Pitrunners Press Supreme Court To Strike Down Ban on Puerto Rican Cockfighting
Petitioners push Court to clarify limits on regulatory authority
Kevin Daley • July 19, 2021 5:00 am
Lawyers for a group of cockpit owners and gamecock breeders are asking the Supreme Court to strike down a federal law that bans rooster fights in Puerto Rico.
The plaintiffs, who have the backing of the government of Puerto Rico, say the law is unconstitutional because it goes well beyond Congress’s power to regulate commerce between states and territories. Their petition says the case presents “an ideal vehicle to provide much-needed clarity on the limits” of Congress’s regulatory authority.
The case is a unique nexus of Puerto Rican social concern and conservative legal theories about legislative power. Though the dispute is intertwined with longstanding grievances about the island’s subordinate position in the U.S. political system, lawyers for the plaintiffs are advancing arguments that would put limits on the congressional authority to regulate business.
“Like horse racing in Kentucky, rodeos in Texas, and hunting in Montana, cockfighting is deeply ingrained in the island’s history, tradition, and culture,” the petition reads. “Introduced by the Spanish in the 16th century, cockfighting has been practiced on the island of Puerto Rico for more than 400 years. Today, Puerto Rican law proclaims cockfighting to be a ‘cultural right of all Puerto Ricans.’”
Puerto Rico estimates that cockfighting supports more than 11,000 jobs and accounts for about $65 million in economic activity annually. There are about 70 cockpits across the island that host thousands of fights each year in front of hundreds of thousands of spectators, according to the petition.
The 2018 Agriculture Improvement Act included a provision that criminalized cockfighting in every state and in U.S. territories like Puerto Rico. After the 2018 legislation, engaging in cockfighting risks a five-year prison term for each violation. Proponents cited the cruelty of the sport and associated criminal activity like drug dealing as reason for the change. Rooster fights are also connected with the 2002 spread of an exotic avian-borne illness called Newcastle disease.
The legislation drew bitter denunciations from the island, where rooster fights are a fixture of life. Puerto Rico’s legislature denounced the bill in a resolution, and the island’s nonvoting delegate to Congress strongly opposed passage of the 2018 law.
A lead challenger to the law in the lower courts was Club Gallístico, an indoor cockpit outside San Juan. The club accommodated hundreds of guests who wagered thousands of dollars on roosters over the course of a fight. Other plaintiffs included cockpit judges, gamecock breeders, and artisans who craft accessories for fighting roosters. The lead plaintiff in the Supreme Court is Ángel Manuel Ortiz-Díaz, who owns two fighting venues and breeds hundreds of gamecocks.

> PROMPT A: From the cockfighting article, list each pastime the petition compares to cockfighting, along with the place it names for that pastime.
> PROMPT B: Rewrite the stretch of the cockfighting article from "Pitrunners Press Supreme" through "Congress’s regulatory authority.", swapping "plaintiffs" for "challengers".
> PROMPT C: Please extend the article on the Puerto Rican cockfighting ban, picking up right after its final sentence.

> ENTRIES SHOWN:
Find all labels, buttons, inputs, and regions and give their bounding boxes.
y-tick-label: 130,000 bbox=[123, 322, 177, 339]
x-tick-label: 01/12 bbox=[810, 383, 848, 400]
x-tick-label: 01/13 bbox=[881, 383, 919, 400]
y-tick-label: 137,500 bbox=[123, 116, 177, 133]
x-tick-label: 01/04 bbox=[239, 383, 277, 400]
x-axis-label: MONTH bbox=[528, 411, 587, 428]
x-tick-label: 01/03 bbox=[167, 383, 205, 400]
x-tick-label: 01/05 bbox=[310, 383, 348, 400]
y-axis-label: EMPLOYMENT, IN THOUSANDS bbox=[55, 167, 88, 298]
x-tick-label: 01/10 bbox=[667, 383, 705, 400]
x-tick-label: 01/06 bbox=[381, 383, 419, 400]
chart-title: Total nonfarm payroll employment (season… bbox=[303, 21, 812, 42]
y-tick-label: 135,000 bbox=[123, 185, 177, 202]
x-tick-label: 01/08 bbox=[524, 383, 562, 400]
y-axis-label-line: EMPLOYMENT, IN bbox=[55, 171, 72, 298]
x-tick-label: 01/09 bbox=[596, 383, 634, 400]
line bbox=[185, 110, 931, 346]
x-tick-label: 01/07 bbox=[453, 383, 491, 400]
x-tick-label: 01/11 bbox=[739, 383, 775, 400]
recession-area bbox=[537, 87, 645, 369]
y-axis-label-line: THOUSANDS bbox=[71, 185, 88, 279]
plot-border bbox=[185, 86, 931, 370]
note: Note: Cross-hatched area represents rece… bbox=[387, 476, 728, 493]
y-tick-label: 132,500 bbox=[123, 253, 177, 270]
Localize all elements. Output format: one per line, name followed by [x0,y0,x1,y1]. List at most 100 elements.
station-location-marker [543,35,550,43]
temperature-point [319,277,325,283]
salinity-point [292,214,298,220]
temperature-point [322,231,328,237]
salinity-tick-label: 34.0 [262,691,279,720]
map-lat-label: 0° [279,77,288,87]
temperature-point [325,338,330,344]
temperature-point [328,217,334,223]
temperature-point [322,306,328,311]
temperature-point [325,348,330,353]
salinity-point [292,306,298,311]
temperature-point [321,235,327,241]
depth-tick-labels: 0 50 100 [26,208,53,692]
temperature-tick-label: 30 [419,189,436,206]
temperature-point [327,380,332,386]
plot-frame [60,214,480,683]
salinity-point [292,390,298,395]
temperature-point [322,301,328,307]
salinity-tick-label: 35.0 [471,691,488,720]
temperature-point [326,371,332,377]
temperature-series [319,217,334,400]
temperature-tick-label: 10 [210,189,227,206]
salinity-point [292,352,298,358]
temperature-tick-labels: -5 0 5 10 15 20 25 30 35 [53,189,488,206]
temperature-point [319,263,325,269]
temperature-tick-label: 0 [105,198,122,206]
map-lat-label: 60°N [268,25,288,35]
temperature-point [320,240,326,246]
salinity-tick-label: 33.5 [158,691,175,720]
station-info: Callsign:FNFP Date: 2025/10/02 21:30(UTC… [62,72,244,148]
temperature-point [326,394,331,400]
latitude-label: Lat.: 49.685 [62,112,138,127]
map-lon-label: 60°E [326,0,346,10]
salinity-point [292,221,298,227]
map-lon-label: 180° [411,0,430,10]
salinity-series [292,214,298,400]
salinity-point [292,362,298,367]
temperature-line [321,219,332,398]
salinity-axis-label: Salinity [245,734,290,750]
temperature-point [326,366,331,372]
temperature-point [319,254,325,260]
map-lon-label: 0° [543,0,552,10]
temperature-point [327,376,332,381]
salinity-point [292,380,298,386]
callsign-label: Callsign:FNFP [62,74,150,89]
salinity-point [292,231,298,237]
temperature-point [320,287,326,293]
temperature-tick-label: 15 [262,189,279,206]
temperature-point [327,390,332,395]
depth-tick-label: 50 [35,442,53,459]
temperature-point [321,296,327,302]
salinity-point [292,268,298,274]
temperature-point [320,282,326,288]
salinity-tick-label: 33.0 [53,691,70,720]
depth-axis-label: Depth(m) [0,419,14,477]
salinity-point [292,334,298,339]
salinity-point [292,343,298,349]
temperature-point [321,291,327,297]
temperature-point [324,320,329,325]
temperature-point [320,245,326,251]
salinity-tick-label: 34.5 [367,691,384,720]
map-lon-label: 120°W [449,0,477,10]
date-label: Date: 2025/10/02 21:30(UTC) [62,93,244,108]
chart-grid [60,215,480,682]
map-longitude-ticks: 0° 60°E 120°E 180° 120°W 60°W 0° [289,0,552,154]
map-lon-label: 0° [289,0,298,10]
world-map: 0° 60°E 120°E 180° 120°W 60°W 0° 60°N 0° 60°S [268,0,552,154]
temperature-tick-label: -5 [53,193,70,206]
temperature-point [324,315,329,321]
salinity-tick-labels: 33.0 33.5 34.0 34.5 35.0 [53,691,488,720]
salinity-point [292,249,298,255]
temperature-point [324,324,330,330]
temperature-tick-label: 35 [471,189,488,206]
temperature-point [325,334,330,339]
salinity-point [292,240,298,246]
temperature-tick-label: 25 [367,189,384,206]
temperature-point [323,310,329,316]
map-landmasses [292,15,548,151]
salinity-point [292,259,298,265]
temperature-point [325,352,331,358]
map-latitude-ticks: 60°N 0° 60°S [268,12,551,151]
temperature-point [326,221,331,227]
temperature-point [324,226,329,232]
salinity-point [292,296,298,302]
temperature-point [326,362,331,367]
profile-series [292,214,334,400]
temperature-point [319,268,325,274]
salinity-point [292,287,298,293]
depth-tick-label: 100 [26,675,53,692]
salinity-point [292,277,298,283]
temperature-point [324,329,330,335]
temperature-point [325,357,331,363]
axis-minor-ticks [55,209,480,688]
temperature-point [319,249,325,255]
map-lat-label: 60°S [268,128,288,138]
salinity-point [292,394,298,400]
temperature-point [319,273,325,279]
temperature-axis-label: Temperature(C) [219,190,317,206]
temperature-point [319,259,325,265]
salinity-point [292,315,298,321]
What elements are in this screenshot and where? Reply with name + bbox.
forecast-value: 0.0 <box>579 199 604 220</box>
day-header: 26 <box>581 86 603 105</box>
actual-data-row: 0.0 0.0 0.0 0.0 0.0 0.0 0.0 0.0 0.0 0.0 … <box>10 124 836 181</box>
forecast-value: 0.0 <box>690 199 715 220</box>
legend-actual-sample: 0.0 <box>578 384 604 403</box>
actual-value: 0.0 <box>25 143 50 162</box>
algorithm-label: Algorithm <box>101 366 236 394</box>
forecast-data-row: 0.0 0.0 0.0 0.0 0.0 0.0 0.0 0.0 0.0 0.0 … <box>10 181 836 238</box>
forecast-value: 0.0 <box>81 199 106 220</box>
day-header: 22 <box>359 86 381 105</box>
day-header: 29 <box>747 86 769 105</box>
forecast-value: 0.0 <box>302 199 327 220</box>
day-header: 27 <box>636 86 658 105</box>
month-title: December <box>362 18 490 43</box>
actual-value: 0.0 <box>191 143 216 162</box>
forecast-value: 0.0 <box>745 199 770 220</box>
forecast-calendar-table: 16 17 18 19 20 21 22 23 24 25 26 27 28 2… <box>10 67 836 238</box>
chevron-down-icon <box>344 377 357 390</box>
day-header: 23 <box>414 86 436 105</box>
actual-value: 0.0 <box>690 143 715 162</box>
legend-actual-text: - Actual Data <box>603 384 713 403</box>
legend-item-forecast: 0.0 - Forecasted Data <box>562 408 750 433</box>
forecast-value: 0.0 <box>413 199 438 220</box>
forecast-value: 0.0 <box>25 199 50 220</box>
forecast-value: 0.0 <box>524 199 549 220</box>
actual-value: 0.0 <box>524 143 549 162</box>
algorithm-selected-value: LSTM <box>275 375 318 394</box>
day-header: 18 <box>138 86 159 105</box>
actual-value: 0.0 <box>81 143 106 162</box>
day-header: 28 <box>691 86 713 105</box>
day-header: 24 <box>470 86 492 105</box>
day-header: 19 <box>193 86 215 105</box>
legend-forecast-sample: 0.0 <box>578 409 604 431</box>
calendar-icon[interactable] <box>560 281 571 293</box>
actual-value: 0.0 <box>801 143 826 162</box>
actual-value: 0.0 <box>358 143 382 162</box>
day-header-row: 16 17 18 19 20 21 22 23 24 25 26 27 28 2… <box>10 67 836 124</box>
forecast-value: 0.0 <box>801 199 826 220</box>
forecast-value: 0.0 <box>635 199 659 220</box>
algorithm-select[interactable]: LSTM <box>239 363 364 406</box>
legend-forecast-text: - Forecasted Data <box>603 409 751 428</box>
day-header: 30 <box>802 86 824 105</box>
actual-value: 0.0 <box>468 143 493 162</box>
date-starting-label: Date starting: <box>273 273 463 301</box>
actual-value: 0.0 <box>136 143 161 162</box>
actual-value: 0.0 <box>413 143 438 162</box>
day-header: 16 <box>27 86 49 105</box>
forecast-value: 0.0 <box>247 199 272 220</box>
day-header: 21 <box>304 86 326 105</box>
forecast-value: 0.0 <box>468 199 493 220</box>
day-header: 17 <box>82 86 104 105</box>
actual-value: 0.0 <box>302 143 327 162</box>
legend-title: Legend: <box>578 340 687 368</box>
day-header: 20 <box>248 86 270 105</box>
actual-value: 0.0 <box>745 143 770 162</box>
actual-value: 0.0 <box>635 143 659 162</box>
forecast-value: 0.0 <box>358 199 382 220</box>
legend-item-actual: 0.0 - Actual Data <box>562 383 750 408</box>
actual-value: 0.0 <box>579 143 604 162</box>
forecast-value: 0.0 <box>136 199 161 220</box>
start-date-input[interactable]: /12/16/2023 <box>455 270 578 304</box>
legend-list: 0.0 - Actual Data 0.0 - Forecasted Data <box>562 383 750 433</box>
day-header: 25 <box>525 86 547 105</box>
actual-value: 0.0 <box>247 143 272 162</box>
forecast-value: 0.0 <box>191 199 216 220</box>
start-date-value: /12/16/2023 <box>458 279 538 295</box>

> EXERCISE OUTPUT A:
Horse racing in Kentucky
Rodeos in Texas
Hunting in Montana

> EXERCISE OUTPUT B:
Pitrunners Press Supreme Court To Strike Down Ban on Puerto Rican Cockfighting
Petitioners push Court to clarify limits on regulatory authority
Kevin Daley • July 19, 2021 5:00 am
Lawyers for a group of cockpit owners and gamecock breeders are asking the Supreme Court to strike down a federal law that bans rooster fights in Puerto Rico.
The challengers, who have the backing of the government of Puerto Rico, say the law is unconstitutional because it goes well beyond Congress’s power to regulate commerce between states and territories. Their petition says the case presents “an ideal vehicle to provide much-needed clarity on the limits” of Congress’s regulatory authority.

> EXERCISE OUTPUT C:
Now in the High Court, lawyers for the petitioners say the Court should use the cockfighting case as an opportunity to clarify Congress’s power to regulate commerce under the Constitution.
Under modern commerce clause precedents, Congress may legislate on any subject that has “substantial effects” on interstate commerce. Conservative critics say that low bar gives Congress almost unbounded power to regulate, since all kinds of activity affects the national economic situation. Those critics have urged the Court to abandon that test altogether, or articulate clear limits on congressional regulatory power under the Constitution.
The plaintiffs emphasize that cockfighting itself is not a commodity traded among states and territories. And before the 2018 law, rooster fights were mostly confined to outlying U.S. possessions like Puerto Rico, Guam, and the Northern Mariana Islands. Therefore, local cockfighting is beyond the scope of Congress’s commerce clause power.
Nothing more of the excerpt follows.